> Things to do
(1) Do these statements agree with the forum thread on ownership in C? Answer yes or no for each and quote the deciding words.
(a) The tool currently treats all buffers as infinitely sized.
(b) LiamPowell says Frama-C and CBMC only recently began supporting this kind of checking.
(c) Animats says sparsely initialized arrays need little scaffolding.
(2) Answer these questions from the forum thread on ownership in C:
(a) Which compiler already has an annotation for this, according to rwmj?
(b) What does LiamPowell say the user needs to add all over the place?
(c) Which kind of arrays does Animats call moderately hard?
(3) Can you resume the forum thread on ownership in C with a reply that follows its last line?

> Passage provided
Animats - 3 months ago

Cute. They've introduced ownership to C. The annotation system is expressing ownership, in a rather clunky way. You have to explicitly declare that functions create or release allocated space. That's ownership tracking.

But "We currently model all buffers as infinitely-sized. We will be adding out-of-bounds checking soon." That's the hard problem.

rwmj - 3 months ago

Oddly they didn't even reuse the annotation for this that GCC already has: https://stackoverflow.com/questions/18485447/gcc-attribute-m...
LiamPowell - 3 months ago

> But "We currently model all buffers as infinitely-sized. We will be adding out-of-bounds checking soon." That's the hard problem.
It's not particularly difficult for the prover. You essentially just need to do a translation from C in to your ATP language of choice, with a bunch of constraints that check undefined behaviour never occurs. Tools such as Frama-C and CBMC have supported this for a long time.
The difficult part is for the user as they need to add assertions all over the place to essentially keep the prover on the right track and to break down the program in to manageable sections. You also want a bunch of tooling to make things easier for the user, which is a problem that can be as difficult as you want it to be since there's always going to be one more pattern you can detect and add a custom handler/error message for.
- Animats - 3 months ago
  
  > It's not particularly difficult for the prover.
  I know that. Did that decades ago. I wanted to see how they did the annotations and proofs. What can you express? Partially filled arrays are moderately hard. Sparsely initialized arrays need a lot of scaffolding. This is an area where most "safe C" variants have foundered.
1718627440 - 3 months ago

> Cute. They've introduced ownership to C.

> Supplied material
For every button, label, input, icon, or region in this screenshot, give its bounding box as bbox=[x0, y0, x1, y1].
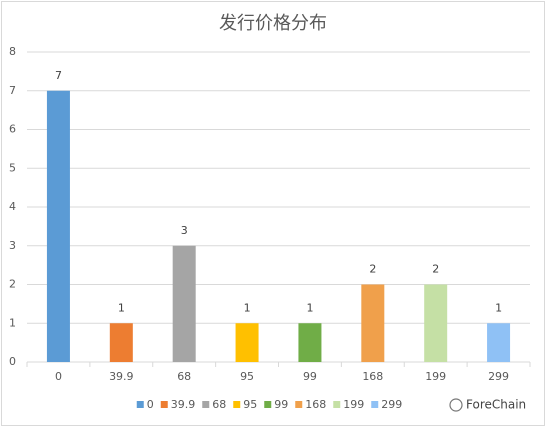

> Outputs by task
(1)
(a) Yes: "We currently model all buffers as infinitely-sized."
(b) No: "Tools such as Frama-C and CBMC have supported this for a long time."
(c) No: "Sparsely initialized arrays need a lot of scaffolding."

(2)
(a) GCC
(b) Assertions
(c) Partially filled arrays

(3)
Ownership semantics are described in every serious C interface. Linters for checking it have also existed for decades. I find the notion that Rust invented it to be incredible stupid. Rust just has different ownership semantics and makes it an enforced part of the language (arguable a good idea). And yes they of course also do bounds-checking.
- pjmlp - 3 months ago
  
  Rust did not invent affine types of course, those that affirm that lack background in type systems.

WalterBright - 3 months ago

From the tutorial:

    #include <stdio.h>
    int main()
    {
        int i;
        return i;
    }
    the behaviour is undefined because i’s value is indeterminate.

D solves that problem by initializing variables with the default initializer (in this case 0) if there is not an explicit initializer.

That was in the first version of D because I have spent days tracking down an erratic bug that turned out to be an uninitialized variable.

dadoum - 3 months ago

I think that the right thing to do is to error out though. When the behaviour of some code cannot be guaranteed, that code should just be ruled out imo. Manually initializing a variable generally doesn't clutter the code, arguably it's making it clearer.
- Alifatisk - 3 months ago
  
  Dart does this, you can mark a variable as "late" which tells the compiler that you know for certain the variable will be written too before read. If something reads the variable before it's initialized, then the runtime will error. Maybe even on compile time if it can be caught, I am not certain.
rwmj - 3 months ago

You can do that in GCC now (-ftrivial-auto-var-init=zero). There are a few projects that decided to enable this by default.
- WalterBright - 3 months ago
  
  Should add it to the C standard.
pseudohadamard - 3 months ago

Pretty much any existing C compiler will also solve that problem by telling you that it's uninitialized.
- WalterBright - 3 months ago
  I tried:
  int test() { int i; return i; }
  using clang on my Mac mini, and:
  clang -c test.c
  and it compiled without complaint.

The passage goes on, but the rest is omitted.